WHAT IS EXPECTED: All of the data should be repeated exactly; pictures are not part of the copy.

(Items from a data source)
──────────
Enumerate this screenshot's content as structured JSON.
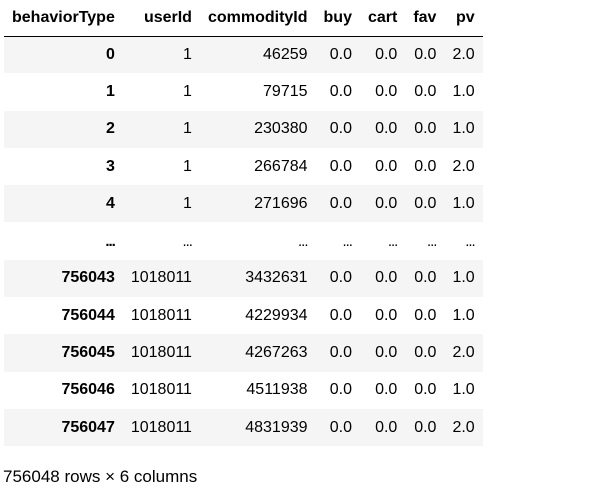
{
  "table": {
    "columns": [
      "behaviorType",
      "userId",
      "commodityId",
      "buy",
      "cart",
      "fav",
      "pv"
    ],
    "rows": [
      {
        "index": "0",
        "values": [
          "1",
          "46259",
          "0.0",
          "0.0",
          "0.0",
          "2.0"
        ]
      },
      {
        "index": "1",
        "values": [
          "1",
          "79715",
          "0.0",
          "0.0",
          "0.0",
          "1.0"
        ]
      },
      {
        "index": "2",
        "values": [
          "1",
          "230380",
          "0.0",
          "0.0",
          "0.0",
          "1.0"
        ]
      },
      {
        "index": "3",
        "values": [
          "1",
          "266784",
          "0.0",
          "0.0",
          "0.0",
          "2.0"
        ]
      },
      {
        "index": "4",
        "values": [
          "1",
          "271696",
          "0.0",
          "0.0",
          "0.0",
          "1.0"
        ]
      },
      {
        "index": "...",
        "values": [
          "...",
          "...",
          "...",
          "...",
          "...",
          "..."
        ],
        "ellipsis": true
      },
      {
        "index": "756043",
        "values": [
          "1018011",
          "3432631",
          "0.0",
          "0.0",
          "0.0",
          "1.0"
        ]
      },
      {
        "index": "756044",
        "values": [
          "1018011",
          "4229934",
          "0.0",
          "0.0",
          "0.0",
          "1.0"
        ]
      },
      {
        "index": "756045",
        "values": [
          "1018011",
          "4267263",
          "0.0",
          "0.0",
          "0.0",
          "2.0"
        ]
      },
      {
        "index": "756046",
        "values": [
          "1018011",
          "4511938",
          "0.0",
          "0.0",
          "0.0",
          "1.0"
        ]
      },
      {
        "index": "756047",
        "values": [
          "1018011",
          "4831939",
          "0.0",
          "0.0",
          "0.0",
          "2.0"
        ]
      }
    ]
  },
  "footer": {
    "shape_text": "756048 rows × 6 columns"
  }
}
──────────
COMPLETE ANSWER:
Enumerate this screenshot's content as structured JSON.
{
  "table": {
    "columns": [
      "behaviorType",
      "userId",
      "commodityId",
      "buy",
      "cart",
      "fav",
      "pv"
    ],
    "rows": [
      {
        "index": "0",
        "values": [
          "1",
          "46259",
          "0.0",
          "0.0",
          "0.0",
          "2.0"
        ]
      },
      {
        "index": "1",
        "values": [
          "1",
          "79715",
          "0.0",
          "0.0",
          "0.0",
          "1.0"
        ]
      },
      {
        "index": "2",
        "values": [
          "1",
          "230380",
          "0.0",
          "0.0",
          "0.0",
          "1.0"
        ]
      },
      {
        "index": "3",
        "values": [
          "1",
          "266784",
          "0.0",
          "0.0",
          "0.0",
          "2.0"
        ]
      },
      {
        "index": "4",
        "values": [
          "1",
          "271696",
          "0.0",
          "0.0",
          "0.0",
          "1.0"
        ]
      },
      {
        "index": "...",
        "values": [
          "...",
          "...",
          "...",
          "...",
          "...",
          "..."
        ],
        "ellipsis": true
      },
      {
        "index": "756043",
        "values": [
          "1018011",
          "3432631",
          "0.0",
          "0.0",
          "0.0",
          "1.0"
        ]
      },
      {
        "index": "756044",
        "values": [
          "1018011",
          "4229934",
          "0.0",
          "0.0",
          "0.0",
          "1.0"
        ]
      },
      {
        "index": "756045",
        "values": [
          "1018011",
          "4267263",
          "0.0",
          "0.0",
          "0.0",
          "2.0"
        ]
      },
      {
        "index": "756046",
        "values": [
          "1018011",
          "4511938",
          "0.0",
          "0.0",
          "0.0",
          "1.0"
        ]
      },
      {
        "index": "756047",
        "values": [
          "1018011",
          "4831939",
          "0.0",
          "0.0",
          "0.0",
          "2.0"
        ]
      }
    ]
  },
  "footer": {
    "shape_text": "756048 rows × 6 columns"
  }
}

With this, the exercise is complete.